→ Passage shown
•••••
For the past several weeks, big chunks of French life have been paralyzed with a cascade of strikes by what was known in the pre-Thatcher era as “flying pickets”. These are units of specially trained tough guys recruited and trained by the general Confederation of Workers (CGT), the trade union wing of the French Communist Party (PCF).

Their mission is to prevent employees of sensitive sectors of the economy from reaching their place of work, thus, imposing a wave of disruptions on the nation through ripple effect. The excuse for these guerrilla-style operations is a new draft law presented by the Socialist Government of President Francois Hollande.

After months of negotiations, all trade unions, with the exception of the CGT, have accepted the new draft with some amendments. The CGT says it won’t settle for anything less than the total withdrawal of the draft. To achieve that, the CGT leaders say they are going to go “as far as needed”, even if it means plunging the national economy into recession.
•••••
→ Given data
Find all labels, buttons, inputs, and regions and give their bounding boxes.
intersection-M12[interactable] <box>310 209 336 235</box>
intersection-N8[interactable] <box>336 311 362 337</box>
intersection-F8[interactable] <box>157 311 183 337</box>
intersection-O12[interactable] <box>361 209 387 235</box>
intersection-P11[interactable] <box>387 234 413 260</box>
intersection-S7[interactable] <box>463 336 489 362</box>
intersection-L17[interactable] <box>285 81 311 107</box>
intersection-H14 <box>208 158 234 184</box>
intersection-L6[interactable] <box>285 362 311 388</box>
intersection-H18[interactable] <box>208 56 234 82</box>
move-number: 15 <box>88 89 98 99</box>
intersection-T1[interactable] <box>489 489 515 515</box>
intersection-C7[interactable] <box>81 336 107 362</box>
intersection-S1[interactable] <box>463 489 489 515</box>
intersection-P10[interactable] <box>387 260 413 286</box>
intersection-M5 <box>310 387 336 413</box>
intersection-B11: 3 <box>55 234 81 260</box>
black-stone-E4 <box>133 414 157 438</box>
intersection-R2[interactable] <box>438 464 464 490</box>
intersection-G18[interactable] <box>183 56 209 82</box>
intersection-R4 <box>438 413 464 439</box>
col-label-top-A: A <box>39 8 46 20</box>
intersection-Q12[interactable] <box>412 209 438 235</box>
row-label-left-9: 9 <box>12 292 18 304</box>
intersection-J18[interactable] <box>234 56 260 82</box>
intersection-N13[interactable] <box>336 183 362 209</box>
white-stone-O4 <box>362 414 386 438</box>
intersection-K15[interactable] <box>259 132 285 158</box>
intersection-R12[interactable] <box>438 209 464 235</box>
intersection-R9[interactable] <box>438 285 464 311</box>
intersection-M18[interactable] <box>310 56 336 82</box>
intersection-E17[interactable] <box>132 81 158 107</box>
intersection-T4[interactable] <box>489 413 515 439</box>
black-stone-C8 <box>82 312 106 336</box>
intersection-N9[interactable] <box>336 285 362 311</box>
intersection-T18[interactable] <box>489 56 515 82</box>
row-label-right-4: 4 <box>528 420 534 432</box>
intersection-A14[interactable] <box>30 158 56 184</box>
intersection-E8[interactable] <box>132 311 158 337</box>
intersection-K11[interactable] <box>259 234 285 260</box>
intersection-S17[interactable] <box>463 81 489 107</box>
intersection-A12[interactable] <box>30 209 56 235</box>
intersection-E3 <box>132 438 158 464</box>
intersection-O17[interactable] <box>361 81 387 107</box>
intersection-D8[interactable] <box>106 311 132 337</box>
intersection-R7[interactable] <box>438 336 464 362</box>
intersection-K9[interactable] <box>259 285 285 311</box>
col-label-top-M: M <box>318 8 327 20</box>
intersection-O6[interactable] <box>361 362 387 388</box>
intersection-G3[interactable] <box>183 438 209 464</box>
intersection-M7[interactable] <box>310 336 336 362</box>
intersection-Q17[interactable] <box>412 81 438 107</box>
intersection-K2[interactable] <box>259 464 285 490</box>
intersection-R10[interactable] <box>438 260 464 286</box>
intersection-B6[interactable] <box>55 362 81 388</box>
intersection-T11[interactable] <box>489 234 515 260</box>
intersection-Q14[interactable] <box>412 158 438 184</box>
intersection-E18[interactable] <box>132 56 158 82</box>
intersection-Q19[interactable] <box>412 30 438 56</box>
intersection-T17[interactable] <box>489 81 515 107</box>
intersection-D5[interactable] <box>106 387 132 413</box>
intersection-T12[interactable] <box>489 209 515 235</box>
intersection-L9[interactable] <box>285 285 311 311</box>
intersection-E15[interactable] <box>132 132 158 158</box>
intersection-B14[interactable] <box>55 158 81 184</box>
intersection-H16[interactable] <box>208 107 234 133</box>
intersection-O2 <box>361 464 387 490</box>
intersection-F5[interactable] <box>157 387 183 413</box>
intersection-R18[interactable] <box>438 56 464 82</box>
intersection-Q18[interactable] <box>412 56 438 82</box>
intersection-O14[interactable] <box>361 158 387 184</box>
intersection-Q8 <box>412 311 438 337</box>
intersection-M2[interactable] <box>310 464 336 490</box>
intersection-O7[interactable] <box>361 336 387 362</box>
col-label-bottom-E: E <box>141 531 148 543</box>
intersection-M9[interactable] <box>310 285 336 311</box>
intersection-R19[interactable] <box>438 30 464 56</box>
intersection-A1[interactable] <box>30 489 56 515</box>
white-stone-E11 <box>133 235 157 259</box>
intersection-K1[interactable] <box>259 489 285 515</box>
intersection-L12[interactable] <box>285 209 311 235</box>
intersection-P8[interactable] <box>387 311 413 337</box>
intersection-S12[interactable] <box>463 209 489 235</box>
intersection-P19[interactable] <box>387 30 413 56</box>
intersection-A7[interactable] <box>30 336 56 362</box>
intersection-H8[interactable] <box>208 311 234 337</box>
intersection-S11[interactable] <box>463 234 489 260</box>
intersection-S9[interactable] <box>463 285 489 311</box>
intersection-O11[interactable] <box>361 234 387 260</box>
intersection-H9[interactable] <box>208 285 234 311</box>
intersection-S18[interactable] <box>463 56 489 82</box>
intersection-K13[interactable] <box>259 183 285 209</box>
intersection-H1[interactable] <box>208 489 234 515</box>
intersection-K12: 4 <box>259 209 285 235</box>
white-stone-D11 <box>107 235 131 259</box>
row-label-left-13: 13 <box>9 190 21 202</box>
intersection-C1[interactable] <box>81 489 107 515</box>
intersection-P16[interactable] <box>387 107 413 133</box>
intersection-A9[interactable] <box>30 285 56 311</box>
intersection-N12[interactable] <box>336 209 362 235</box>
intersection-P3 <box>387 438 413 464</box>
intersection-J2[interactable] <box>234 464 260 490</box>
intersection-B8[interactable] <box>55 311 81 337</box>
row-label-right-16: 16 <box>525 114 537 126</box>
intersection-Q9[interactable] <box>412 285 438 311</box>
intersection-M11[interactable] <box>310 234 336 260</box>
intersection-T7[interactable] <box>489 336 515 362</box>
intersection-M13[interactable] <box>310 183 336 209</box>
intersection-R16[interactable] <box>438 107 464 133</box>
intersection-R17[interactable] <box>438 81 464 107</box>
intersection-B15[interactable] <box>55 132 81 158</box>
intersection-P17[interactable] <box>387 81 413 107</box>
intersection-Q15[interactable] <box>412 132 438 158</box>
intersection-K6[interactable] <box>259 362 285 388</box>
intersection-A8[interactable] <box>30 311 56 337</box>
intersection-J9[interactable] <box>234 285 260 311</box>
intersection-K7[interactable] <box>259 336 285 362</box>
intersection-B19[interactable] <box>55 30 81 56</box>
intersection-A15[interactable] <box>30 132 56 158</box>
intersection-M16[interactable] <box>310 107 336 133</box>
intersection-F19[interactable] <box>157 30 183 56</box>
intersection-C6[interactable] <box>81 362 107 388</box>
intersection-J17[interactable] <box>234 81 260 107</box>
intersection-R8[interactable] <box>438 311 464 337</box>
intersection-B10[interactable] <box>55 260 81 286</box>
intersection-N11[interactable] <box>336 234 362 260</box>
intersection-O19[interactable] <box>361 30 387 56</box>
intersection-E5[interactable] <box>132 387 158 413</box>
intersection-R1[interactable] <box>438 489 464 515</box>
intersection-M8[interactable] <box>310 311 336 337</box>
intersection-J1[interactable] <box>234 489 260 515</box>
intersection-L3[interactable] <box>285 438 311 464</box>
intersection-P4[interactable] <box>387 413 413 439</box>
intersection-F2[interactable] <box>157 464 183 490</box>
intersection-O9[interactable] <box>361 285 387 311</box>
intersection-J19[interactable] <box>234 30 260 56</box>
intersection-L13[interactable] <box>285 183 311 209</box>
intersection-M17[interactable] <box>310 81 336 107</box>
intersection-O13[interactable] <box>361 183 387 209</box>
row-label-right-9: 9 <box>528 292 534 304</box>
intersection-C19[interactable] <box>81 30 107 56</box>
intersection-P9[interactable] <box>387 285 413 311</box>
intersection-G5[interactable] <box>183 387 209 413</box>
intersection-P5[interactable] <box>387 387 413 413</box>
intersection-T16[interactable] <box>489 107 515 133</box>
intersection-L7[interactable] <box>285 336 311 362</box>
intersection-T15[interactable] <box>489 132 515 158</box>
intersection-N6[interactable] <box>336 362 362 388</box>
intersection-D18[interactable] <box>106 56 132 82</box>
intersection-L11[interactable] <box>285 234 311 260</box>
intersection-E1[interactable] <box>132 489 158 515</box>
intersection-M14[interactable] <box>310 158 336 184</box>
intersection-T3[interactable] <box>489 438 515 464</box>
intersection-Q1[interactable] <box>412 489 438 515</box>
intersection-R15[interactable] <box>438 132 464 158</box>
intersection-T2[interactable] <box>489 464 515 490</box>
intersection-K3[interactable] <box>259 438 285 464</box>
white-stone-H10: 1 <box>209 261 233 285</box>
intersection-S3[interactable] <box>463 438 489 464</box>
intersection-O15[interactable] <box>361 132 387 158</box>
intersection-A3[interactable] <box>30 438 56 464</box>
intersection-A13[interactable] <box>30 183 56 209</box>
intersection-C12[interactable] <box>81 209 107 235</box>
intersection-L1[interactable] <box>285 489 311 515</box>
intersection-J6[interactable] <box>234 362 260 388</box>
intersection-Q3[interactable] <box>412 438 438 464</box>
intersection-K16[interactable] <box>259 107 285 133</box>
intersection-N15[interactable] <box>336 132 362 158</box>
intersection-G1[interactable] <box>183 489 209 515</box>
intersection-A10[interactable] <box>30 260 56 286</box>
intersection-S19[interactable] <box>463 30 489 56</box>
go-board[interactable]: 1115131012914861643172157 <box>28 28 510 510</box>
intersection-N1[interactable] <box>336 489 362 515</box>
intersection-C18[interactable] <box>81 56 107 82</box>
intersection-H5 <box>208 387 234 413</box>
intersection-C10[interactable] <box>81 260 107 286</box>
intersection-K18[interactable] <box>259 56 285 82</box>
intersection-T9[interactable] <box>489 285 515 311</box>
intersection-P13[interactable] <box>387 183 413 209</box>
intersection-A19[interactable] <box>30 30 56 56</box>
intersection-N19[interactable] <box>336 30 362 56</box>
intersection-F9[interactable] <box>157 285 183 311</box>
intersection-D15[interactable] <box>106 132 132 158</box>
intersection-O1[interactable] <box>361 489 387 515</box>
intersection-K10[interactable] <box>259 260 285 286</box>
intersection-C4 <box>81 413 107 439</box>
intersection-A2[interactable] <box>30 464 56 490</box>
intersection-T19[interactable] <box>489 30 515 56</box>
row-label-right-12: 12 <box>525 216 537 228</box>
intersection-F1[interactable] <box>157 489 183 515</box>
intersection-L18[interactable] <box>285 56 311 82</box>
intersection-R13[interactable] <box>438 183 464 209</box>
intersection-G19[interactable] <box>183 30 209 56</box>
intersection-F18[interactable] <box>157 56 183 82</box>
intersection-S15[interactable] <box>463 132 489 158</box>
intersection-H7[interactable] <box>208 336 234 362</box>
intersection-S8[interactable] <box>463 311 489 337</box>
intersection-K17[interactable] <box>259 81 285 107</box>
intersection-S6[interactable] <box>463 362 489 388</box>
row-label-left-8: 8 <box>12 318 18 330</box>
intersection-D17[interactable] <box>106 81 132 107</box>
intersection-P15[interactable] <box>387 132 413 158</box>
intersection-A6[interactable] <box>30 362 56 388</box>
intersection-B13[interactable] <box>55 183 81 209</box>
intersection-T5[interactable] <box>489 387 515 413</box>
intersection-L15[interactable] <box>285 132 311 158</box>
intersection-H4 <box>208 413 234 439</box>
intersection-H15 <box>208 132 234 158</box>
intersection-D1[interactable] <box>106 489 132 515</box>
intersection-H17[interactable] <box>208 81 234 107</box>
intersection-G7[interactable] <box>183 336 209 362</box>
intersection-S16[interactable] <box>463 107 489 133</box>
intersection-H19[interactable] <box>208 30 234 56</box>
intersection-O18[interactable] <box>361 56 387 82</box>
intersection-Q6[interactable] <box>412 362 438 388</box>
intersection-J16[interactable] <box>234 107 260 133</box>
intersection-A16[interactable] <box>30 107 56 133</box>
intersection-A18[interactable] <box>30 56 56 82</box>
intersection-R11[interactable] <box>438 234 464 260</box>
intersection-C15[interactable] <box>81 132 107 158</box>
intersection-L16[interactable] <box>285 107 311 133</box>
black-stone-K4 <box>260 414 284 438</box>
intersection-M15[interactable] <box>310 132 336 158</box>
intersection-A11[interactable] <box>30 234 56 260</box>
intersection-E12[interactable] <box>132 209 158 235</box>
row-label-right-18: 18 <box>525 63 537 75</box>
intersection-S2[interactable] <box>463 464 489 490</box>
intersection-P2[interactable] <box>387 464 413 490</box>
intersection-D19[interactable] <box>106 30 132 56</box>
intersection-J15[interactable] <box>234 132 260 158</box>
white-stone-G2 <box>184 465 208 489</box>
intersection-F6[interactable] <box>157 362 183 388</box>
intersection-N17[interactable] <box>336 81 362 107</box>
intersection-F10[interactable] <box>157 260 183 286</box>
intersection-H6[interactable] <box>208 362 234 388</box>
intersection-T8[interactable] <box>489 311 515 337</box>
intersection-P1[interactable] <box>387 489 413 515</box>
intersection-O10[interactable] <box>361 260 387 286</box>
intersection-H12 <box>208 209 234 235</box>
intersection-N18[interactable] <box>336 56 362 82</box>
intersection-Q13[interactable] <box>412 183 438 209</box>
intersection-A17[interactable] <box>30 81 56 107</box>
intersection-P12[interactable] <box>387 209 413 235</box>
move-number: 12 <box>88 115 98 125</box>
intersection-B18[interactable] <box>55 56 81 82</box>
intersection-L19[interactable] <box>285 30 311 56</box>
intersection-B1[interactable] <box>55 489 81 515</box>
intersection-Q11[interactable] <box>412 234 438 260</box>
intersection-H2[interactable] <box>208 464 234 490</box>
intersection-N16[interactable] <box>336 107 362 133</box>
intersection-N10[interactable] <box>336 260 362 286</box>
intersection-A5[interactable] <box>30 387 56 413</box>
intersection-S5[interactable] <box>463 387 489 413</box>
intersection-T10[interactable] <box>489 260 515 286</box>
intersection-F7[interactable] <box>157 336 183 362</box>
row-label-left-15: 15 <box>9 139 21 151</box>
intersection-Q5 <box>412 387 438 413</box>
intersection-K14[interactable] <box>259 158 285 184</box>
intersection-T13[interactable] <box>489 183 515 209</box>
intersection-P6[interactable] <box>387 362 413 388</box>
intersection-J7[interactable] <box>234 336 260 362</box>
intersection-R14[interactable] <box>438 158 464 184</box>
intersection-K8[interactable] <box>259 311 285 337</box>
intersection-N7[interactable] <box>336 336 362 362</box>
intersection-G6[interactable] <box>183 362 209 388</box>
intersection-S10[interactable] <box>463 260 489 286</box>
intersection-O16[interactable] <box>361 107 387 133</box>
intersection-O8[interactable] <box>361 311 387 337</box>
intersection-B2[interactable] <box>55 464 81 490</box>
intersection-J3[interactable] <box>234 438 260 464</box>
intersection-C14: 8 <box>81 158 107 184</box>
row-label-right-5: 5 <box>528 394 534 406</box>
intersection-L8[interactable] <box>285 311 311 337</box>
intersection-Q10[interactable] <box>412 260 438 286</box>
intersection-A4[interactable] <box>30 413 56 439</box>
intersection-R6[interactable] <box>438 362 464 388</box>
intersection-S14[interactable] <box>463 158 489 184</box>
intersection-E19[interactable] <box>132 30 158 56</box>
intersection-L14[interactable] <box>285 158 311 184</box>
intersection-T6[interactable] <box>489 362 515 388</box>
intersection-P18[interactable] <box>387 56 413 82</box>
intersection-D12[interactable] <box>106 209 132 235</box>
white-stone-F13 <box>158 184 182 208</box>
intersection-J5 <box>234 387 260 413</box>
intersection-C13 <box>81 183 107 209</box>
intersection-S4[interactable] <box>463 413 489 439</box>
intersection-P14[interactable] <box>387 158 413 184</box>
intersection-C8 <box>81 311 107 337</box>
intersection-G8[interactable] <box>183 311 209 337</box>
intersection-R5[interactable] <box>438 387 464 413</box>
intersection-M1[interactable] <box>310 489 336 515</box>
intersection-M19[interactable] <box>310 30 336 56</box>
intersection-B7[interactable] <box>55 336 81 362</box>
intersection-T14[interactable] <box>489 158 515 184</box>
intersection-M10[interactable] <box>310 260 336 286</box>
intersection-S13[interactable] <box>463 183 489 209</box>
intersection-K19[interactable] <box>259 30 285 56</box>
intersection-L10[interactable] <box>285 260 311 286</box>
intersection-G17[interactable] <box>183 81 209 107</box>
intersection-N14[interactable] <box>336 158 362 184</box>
•••••
Extend the passage above on the CGT strikes against the French labor law draft, starting after its final sentence.

Because French things are never simple, the CGT’s war on the national economy comes at a time when the nation is supposed to be under a State of Emergency, imposed in the wake of last November’s terrorist attacks in Paris. Outsiders might wonder what kind of emergency allows a few dozen “flying pickets” to hold the country to ransom.

Before we tackle that question a few more points must be made.
To start with the proposed draft, presented by its authors as a reform of France’s rigid labour laws, is no such thing. Even if fully implemented it would still leave France on top of a European Union list for asking its workers to work less, earn more and enjoy protections that the British, not to mention the Poles, could only dream of.

The draft tries to achieve two things.The first is to allow employers to negotiate triennial rosters with the unions so that workers would work more when the company’s order books are full and less when business is slack. In any case, the total of hours worked could not exceed 35 a week which has been the legal norm since the 1990s.

The second proposal is to allow deals between employers and employees within each enterprise with more than 50 workers, albeit within limits of agreements negotiated by trade unions, at the level of each sector of the economy.

But how does CGT manage to defy the state in a State of Emergency, paralyze the economy and, at the time of this writing, simply get away with it.

The reason is not CGT popularity with the so-called working class. In fact, the “syndicate”, as it is called in French, is estimated to have around 400,000 members out of a labour force of 30 million. The Communist Party, the CGT’s political twin, collected around 1 per cent of the votes in the latest presidential election in 2012.
So, how do they do it? The answer is what students of Stalinism call “The Spanish Ladies’ Fan”.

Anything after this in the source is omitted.